### JOB
Answer these questions from the section on distributed database systems:
(a) What kind of scale mechanism does it say is the only way to sustainably achieve throughput and capacity increases?
(b) In what year did Brewer introduce the CAP conjecture?
(c) How does it define a partition?

### SELECTED EXCERPT
▬▬▬▬▬▬
6.1 The Challenge of Distributed Database Systems

As we think about large-scale web applications, we need storage backends that scale and support concurrency. By scalability, we aim for increasable data capacity and growing read/write throughput of a high degree. The application servers in our model handle huge numbers of requests in parallel. As they, in turn, rely on the backend storage systems, we need to cope with highly concurrent access at this level as well.

Throughput and capacity increases can only be sustainably achieved by employing a horizontal scale mechanism. A single database server would only be able to scale up to a certain load, even with specialized hardware equipment. As a consequence, we need a concurrent and distributed system for scalable backend storage.

The backend storage must persistently hold the application state, thus we are also expecting some kind of data consistency when reading/writing data in our application. We are dealing with a distributed system, so we must expect failures in advance. In case of a failure of a single node, we still want the overall storage system to operate seamlessly and maintain its availability. Likewise, we are executing storage operations as part of web requests, thus we demand low latency of operations.

These general requirements lead us to an important barrier of distributed systems, Brewer's theorem on the correlation of consistency, availability and partition tolerance.

The CAP Theorem

The CAP conjecture was introduced by Brewer in 2000 [Bre00] and later confirmed by Gilbert and Lynch [Gil02] as a theorem. Brewer argues that distributing computations is relatively easy, but the hard part of distributed systems is actually persisting state. Moreover, he postulates three distinct properties for distributed systems with an inherent correlation.

Consistency
The consistency property describes a consistent view of data on all nodes of the distributed system. That is, the system assures that operations have an atomic characteristic and changes are disseminated simultaneously to all nodes, yielding the same results.
Availability
This property demands the system to eventually answer every request, even in case of failures. This must be true for both read and write operations. In practice, this property is often narrowed down to bounded responses in reasonable time. However, Gilbert and Lynch have confirmed the theorem even for unbounded, eventual responses.
Partition tolerance
This property describes the fact that the system is resilient to message losses between nodes. A partition is an arbitrary split between nodes of a system, resulting in complete message loss in between. This affects the prior properties. Mechanisms for maintaining consistency must cope with messages losses. And according to the availability property, every node of any potential partition must be able to respond to a request.

The core statement of Brewer's theorem now goes as follows:

"You can have at most two of these properties for any shared-data system."

We have seen that all properties are desirable. But any real system must trade off the properties and dismiss at least one of them, as shown in figure 6.1. So we have three distinct combinations with significantly different characteristics.

Figure 6.1: Different properties that a distributed system can guarantee at the same time, according to Brewer's theorem [Bre00].

Consistency & Availability (CA)
▬▬▬▬▬▬
Layout records:
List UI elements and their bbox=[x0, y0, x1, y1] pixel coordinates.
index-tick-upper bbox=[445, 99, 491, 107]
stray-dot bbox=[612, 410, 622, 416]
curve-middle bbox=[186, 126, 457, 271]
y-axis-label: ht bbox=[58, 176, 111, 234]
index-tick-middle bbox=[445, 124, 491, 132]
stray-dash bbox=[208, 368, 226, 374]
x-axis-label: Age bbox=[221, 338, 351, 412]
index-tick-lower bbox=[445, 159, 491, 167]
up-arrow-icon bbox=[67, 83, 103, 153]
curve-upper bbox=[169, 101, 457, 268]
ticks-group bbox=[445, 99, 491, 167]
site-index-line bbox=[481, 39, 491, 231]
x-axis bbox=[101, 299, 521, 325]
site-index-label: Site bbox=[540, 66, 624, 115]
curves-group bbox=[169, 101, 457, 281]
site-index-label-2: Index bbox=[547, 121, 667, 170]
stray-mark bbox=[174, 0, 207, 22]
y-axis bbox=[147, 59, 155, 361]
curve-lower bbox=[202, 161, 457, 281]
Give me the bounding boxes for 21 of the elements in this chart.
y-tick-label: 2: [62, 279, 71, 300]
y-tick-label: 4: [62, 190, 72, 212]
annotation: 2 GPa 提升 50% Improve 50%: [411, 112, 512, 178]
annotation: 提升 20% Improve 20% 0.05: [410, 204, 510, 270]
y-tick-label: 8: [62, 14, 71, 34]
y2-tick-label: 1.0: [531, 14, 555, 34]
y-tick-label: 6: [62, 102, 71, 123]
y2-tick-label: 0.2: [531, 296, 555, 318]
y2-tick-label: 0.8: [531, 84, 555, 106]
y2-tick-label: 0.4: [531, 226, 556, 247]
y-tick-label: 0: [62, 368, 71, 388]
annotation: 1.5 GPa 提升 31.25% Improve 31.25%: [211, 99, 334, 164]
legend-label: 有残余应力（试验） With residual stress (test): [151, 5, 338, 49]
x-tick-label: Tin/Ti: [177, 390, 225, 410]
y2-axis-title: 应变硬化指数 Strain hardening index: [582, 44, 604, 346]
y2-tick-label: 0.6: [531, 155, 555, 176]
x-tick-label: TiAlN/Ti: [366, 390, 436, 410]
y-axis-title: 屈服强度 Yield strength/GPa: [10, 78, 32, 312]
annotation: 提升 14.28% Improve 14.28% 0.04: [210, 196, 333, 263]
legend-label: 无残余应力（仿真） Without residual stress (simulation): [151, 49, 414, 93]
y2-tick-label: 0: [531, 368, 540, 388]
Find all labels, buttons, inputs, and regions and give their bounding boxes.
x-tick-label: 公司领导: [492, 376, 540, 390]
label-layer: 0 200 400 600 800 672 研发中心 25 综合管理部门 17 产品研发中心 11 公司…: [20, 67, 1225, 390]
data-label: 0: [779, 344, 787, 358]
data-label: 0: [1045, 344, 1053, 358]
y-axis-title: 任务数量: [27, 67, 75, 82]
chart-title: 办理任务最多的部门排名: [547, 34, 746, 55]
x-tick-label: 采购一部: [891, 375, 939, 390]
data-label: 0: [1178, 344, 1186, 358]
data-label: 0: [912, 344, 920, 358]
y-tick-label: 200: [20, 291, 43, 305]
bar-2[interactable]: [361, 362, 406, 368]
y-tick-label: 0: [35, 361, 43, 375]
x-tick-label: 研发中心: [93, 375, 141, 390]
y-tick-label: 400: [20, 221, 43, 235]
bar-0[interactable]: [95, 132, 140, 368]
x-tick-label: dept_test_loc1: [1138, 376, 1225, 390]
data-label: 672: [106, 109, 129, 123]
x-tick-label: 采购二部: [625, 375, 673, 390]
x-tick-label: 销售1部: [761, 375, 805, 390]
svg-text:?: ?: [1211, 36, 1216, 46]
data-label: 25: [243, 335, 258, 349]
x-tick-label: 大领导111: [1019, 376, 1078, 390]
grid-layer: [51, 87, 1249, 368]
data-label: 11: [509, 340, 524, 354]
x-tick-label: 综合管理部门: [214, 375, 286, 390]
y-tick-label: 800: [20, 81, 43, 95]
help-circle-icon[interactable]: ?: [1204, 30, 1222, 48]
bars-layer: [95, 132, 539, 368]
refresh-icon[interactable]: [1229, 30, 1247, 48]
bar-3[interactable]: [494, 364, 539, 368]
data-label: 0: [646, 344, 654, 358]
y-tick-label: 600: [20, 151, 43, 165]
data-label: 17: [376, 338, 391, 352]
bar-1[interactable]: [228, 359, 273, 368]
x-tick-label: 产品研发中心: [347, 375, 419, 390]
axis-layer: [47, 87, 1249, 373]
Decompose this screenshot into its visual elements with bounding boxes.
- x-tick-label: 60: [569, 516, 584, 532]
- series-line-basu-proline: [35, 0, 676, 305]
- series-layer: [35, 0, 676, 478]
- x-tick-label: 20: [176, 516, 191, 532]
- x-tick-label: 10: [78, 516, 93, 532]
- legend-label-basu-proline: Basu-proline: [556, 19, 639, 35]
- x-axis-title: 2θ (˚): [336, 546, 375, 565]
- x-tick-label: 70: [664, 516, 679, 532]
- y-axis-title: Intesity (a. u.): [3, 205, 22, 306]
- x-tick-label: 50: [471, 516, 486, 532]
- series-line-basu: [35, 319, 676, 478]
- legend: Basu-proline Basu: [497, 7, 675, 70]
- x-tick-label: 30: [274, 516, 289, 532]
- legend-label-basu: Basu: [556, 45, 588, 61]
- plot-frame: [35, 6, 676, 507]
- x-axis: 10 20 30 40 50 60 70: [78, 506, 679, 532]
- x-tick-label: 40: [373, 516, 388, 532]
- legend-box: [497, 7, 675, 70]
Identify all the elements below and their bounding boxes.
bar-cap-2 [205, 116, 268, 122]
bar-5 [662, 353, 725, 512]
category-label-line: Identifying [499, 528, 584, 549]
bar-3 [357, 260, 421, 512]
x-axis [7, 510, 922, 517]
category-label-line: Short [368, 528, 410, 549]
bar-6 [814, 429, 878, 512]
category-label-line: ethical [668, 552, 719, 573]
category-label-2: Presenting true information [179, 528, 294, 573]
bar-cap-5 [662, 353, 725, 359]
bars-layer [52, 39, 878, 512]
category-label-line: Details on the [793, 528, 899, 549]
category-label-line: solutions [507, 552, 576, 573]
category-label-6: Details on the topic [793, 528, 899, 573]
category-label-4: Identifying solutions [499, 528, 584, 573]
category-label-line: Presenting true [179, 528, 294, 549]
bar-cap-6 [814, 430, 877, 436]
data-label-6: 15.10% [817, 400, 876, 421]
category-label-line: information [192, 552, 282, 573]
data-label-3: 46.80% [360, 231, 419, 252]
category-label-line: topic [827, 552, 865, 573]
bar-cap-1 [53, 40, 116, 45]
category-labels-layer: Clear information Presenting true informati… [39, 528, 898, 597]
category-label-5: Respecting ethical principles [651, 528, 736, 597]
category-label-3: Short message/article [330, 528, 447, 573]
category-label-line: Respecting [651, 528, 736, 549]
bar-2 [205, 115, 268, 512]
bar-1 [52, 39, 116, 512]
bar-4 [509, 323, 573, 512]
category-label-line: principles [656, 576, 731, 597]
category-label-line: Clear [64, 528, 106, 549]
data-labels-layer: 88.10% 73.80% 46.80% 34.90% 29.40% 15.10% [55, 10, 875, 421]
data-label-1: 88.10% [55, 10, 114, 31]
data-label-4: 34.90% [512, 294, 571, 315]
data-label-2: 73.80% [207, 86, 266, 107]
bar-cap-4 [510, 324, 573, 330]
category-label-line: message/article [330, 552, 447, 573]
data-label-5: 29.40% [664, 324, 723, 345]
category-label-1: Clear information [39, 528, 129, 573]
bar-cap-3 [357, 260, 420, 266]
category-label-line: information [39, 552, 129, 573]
▬▬▬▬▬▬
### COMPLETE ANSWER
(a) A horizontal scale mechanism.
(b) 2000.
(c) An arbitrary split between nodes of a system, resulting in complete message loss in between.